DATA FOR PROCESSING:
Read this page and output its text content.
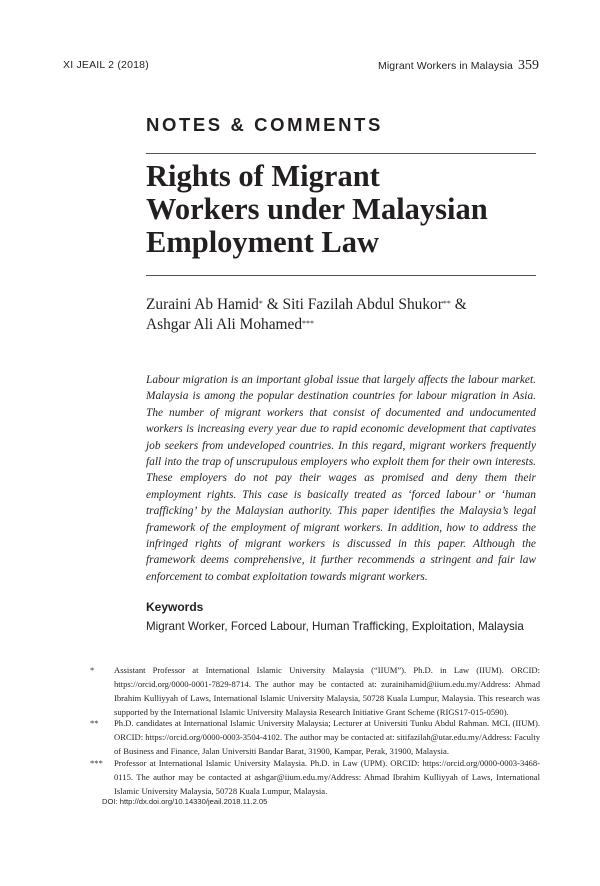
XI JEAIL 2 (2018)	Migrant Workers in Malaysia 359
NOTES & COMMENTS
Rights of Migrant
Workers under Malaysian
Employment Law
Zuraini Ab Hamid* & Siti Fazilah Abdul Shukor** &
Ashgar Ali Ali Mohamed***

Labour migration is an important global issue that largely affects the labour market. Malaysia is among the popular destination countries for labour migration in Asia. The number of migrant workers that consist of documented and undocumented workers is increasing every year due to rapid economic development that captivates job seekers from undeveloped countries. In this regard, migrant workers frequently fall into the trap of unscrupulous employers who exploit them for their own interests. These employers do not pay their wages as promised and deny them their employment rights. This case is basically treated as ‘forced labour’ or ‘human trafficking’ by the Malaysian authority. This paper identifies the Malaysia’s legal framework of the employment of migrant workers. In addition, how to address the infringed rights of migrant workers is discussed in this paper. Although the framework deems comprehensive, it further recommends a stringent and fair law enforcement to combat exploitation towards migrant workers.

Keywords
Migrant Worker, Forced Labour, Human Trafficking, Exploitation, Malaysia
*	Assistant Professor at International Islamic University Malaysia (“IIUM”). Ph.D. in Law (IIUM). ORCID: https://orcid.org/0000-0001-7829-8714. The author may be contacted at: zurainihamid@iium.edu.my/Address: Ahmad Ibrahim Kulliyyah of Laws, International Islamic University Malaysia, 50728 Kuala Lumpur, Malaysia. This research was supported by the International Islamic University Malaysia Research Initiative Grant Scheme (RIGS17-015-0590).
**	Ph.D. candidates at International Islamic University Malaysia; Lecturer at Universiti Tunku Abdul Rahman. MCL (IIUM). ORCID: https://orcid.org/0000-0003-3504-4102. The author may be contacted at: sitifazilah@utar.edu.my/Address: Faculty of Business and Finance, Jalan Universiti Bandar Barat, 31900, Kampar, Perak, 31900, Malaysia.
***	Professor at International Islamic University Malaysia. Ph.D. in Law (UPM). ORCID: https://orcid.org/0000-0003-3468-0115. The author may be contacted at ashgar@iium.edu.my/Address: Ahmad Ibrahim Kulliyyah of Laws, International Islamic University Malaysia, 50728 Kuala Lumpur, Malaysia.
DOI: http://dx.doi.org/10.14330/jeail.2018.11.2.05
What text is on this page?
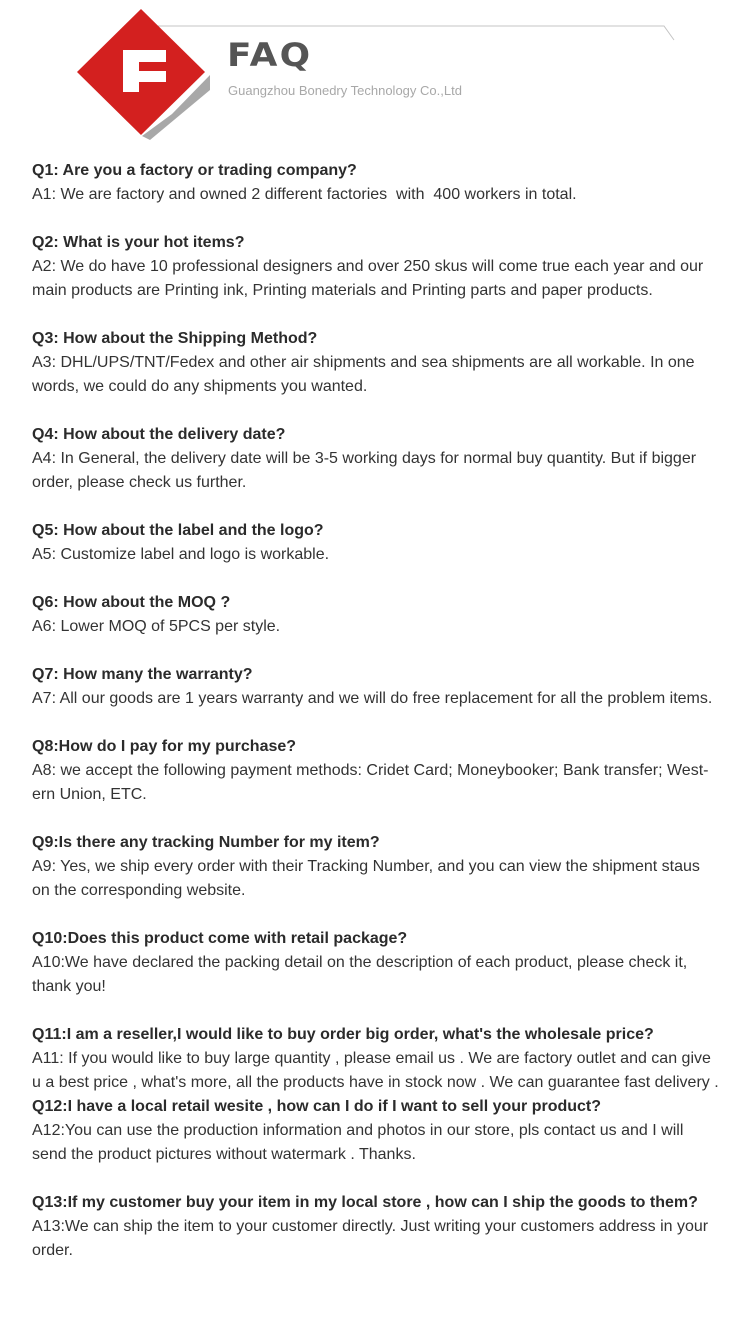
FAQ
Guangzhou Bonedry Technology Co.,Ltd
Q1: Are you a factory or trading company?
A1: We are factory and owned 2 different factories  with  400 workers in total.
Q2: What is your hot items?
A2: We do have 10 professional designers and over 250 skus will come true each year and our main products are Printing ink, Printing materials and Printing parts and paper products.
Q3: How about the Shipping Method?
A3: DHL/UPS/TNT/Fedex and other air shipments and sea shipments are all workable. In one words, we could do any shipments you wanted.
Q4: How about the delivery date?
A4: In General, the delivery date will be 3-5 working days for normal buy quantity. But if bigger order, please check us further.
Q5: How about the label and the logo?
A5: Customize label and logo is workable.
Q6: How about the MOQ ?
A6: Lower MOQ of 5PCS per style.
Q7: How many the warranty?
A7: All our goods are 1 years warranty and we will do free replacement for all the problem items.
Q8:How do I pay for my purchase?
A8: we accept the following payment methods: Cridet Card; Moneybooker; Bank transfer; West-ern Union, ETC.
Q9:Is there any tracking Number for my item?
A9: Yes, we ship every order with their Tracking Number, and you can view the shipment staus on the corresponding website.
Q10:Does this product come with retail package?
A10:We have declared the packing detail on the description of each product, please check it, thank you!
Q11:I am a reseller,I would like to buy order big order, what's the wholesale price?
A11: If you would like to buy large quantity , please email us . We are factory outlet and can give u a best price , what's more, all the products have in stock now . We can guarantee fast delivery .
Q12:I have a local retail wesite , how can I do if I want to sell your product?
A12:You can use the production information and photos in our store, pls contact us and I will send the product pictures without watermark . Thanks.
Q13:If my customer buy your item in my local store , how can I ship the goods to them?
A13:We can ship the item to your customer directly. Just writing your customers address in your order.
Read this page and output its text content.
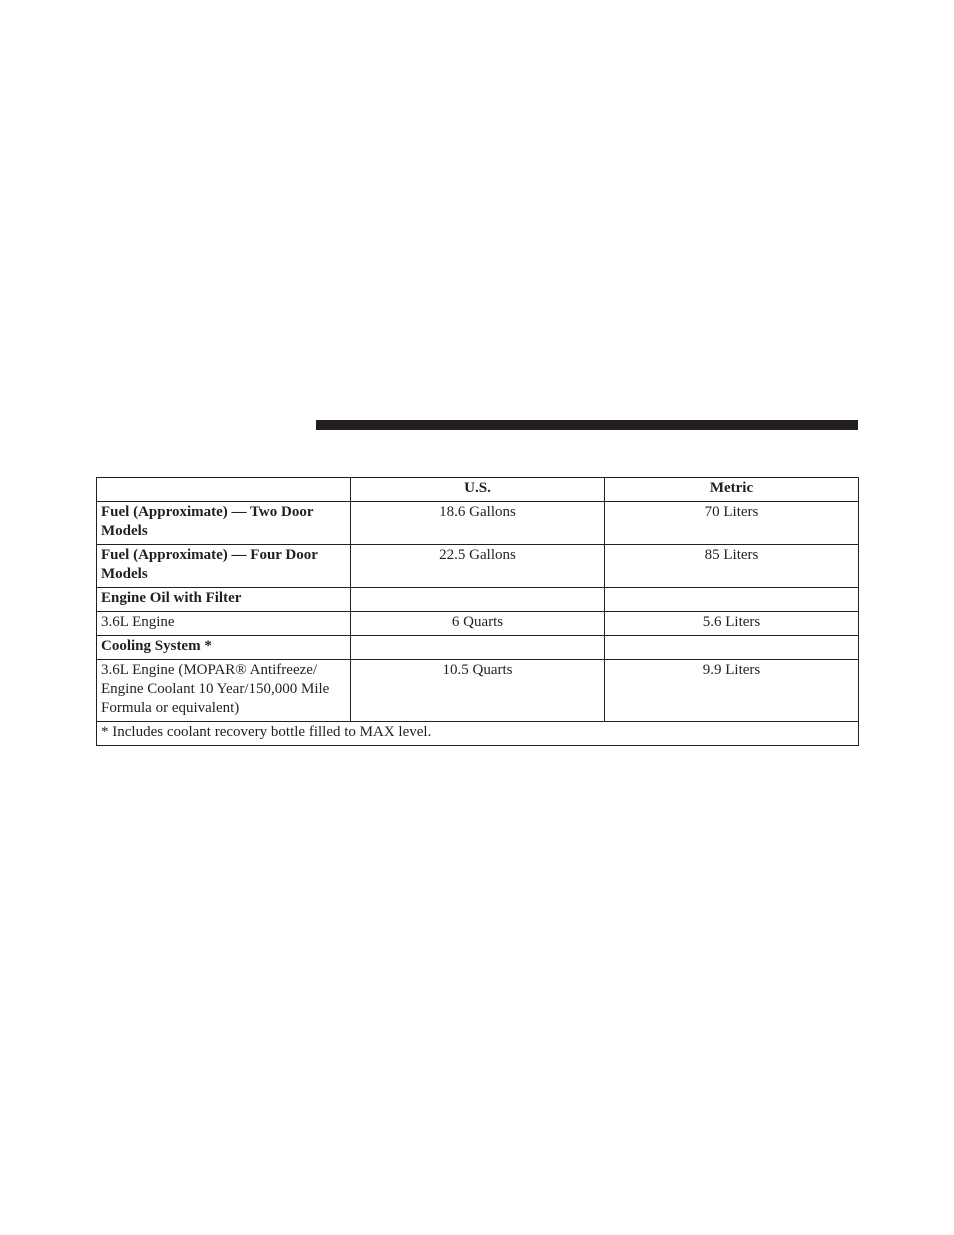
	U.S.	Metric
Fuel (Approximate) — Two Door Models	18.6 Gallons	70 Liters
Fuel (Approximate) — Four Door Models	22.5 Gallons	85 Liters
Engine Oil with Filter		
3.6L Engine	6 Quarts	5.6 Liters
Cooling System *		
3.6L Engine (MOPAR® Antifreeze/ Engine Coolant 10 Year/150,000 Mile Formula or equivalent)	10.5 Quarts	9.9 Liters
* Includes coolant recovery bottle filled to MAX level.		
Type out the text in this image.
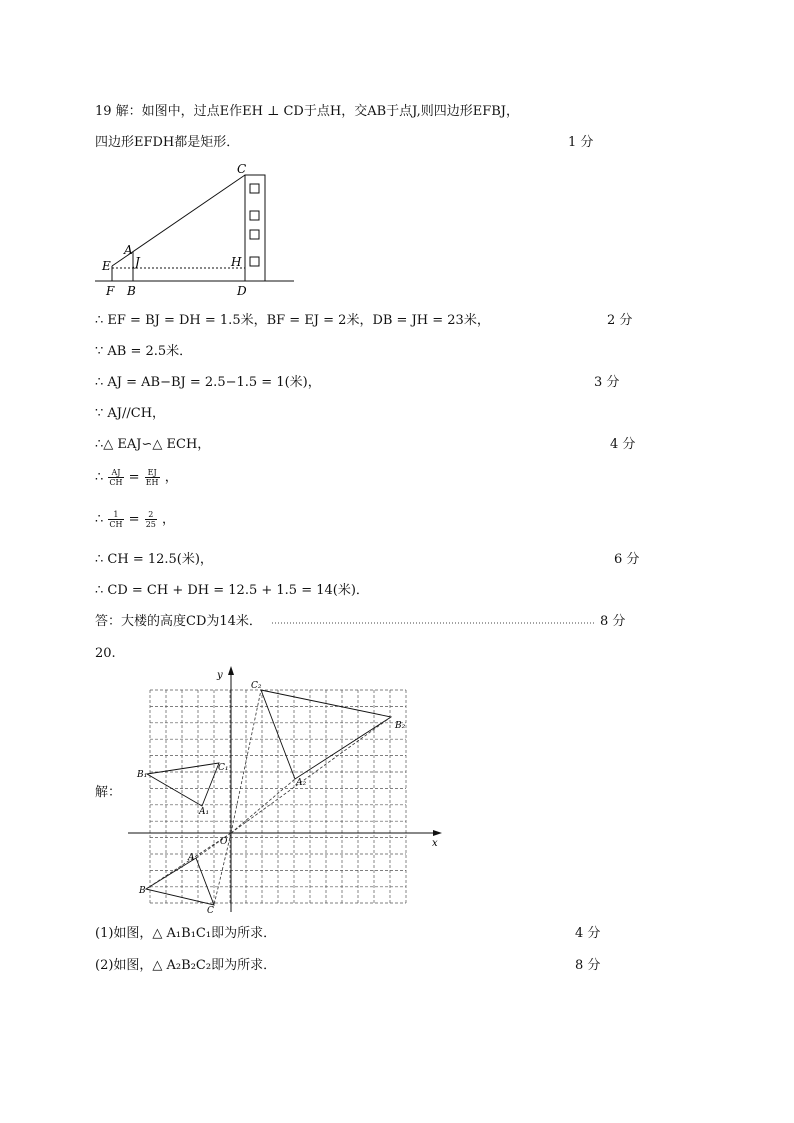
19 解：如图中，过点E作EH ⊥ CD于点H，交AB于点J,则四边形EFBJ，
四边形EFDH都是矩形．	1 分
C
A
E J	H
F B	D
∴ EF = BJ = DH = 1.5米，BF = EJ = 2米，DB = JH = 23米，	2 分
∵ AB = 2.5米．
∴ AJ = AB−BJ = 2.5−1.5 = 1(米)，	3 分
∵ AJ//CH，
∴△ EAJ∽△ ECH，	4 分
∴ $\frac{AJ}{CH} = \frac{EJ}{EH}$ ，
∴ $\frac{1}{CH} = \frac{2}{25}$ ，
∴ CH = 12.5(米)，	6 分
∴ CD = CH + DH = 12.5 + 1.5 = 14(米)．
答：大楼的高度CD为14米．	8 分
20.
解：
y
x
O
C₂
B₂
A₂
B₁
C₁
A₁
A
B
C
(1)如图，△ A₁B₁C₁即为所求．	4 分
(2)如图，△ A₂B₂C₂即为所求．	8 分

TASK TO COMPLETE: Every line from the one containing "Type out the text in this image." through the last line of the data is to be retyped exactly, with nothing added and no pictures included.

COMPLETED EXERCISE:
Type out the text in this image.
19 解：如图中，过点E作EH ⊥ CD于点H，交AB于点J,则四边形EFBJ，
四边形EFDH都是矩形．	1 分
C
A
E J	H
F B	D
∴ EF = BJ = DH = 1.5米，BF = EJ = 2米，DB = JH = 23米，	2 分
∵ AB = 2.5米．
∴ AJ = AB−BJ = 2.5−1.5 = 1(米)，	3 分
∵ AJ//CH，
∴△ EAJ∽△ ECH，	4 分
∴ $\frac{AJ}{CH} = \frac{EJ}{EH}$ ，
∴ $\frac{1}{CH} = \frac{2}{25}$ ，
∴ CH = 12.5(米)，	6 分
∴ CD = CH + DH = 12.5 + 1.5 = 14(米)．
答：大楼的高度CD为14米．	8 分
20.
解：
y
x
O
C₂
B₂
A₂
B₁
C₁
A₁
A
B
C
(1)如图，△ A₁B₁C₁即为所求．	4 分
(2)如图，△ A₂B₂C₂即为所求．	8 分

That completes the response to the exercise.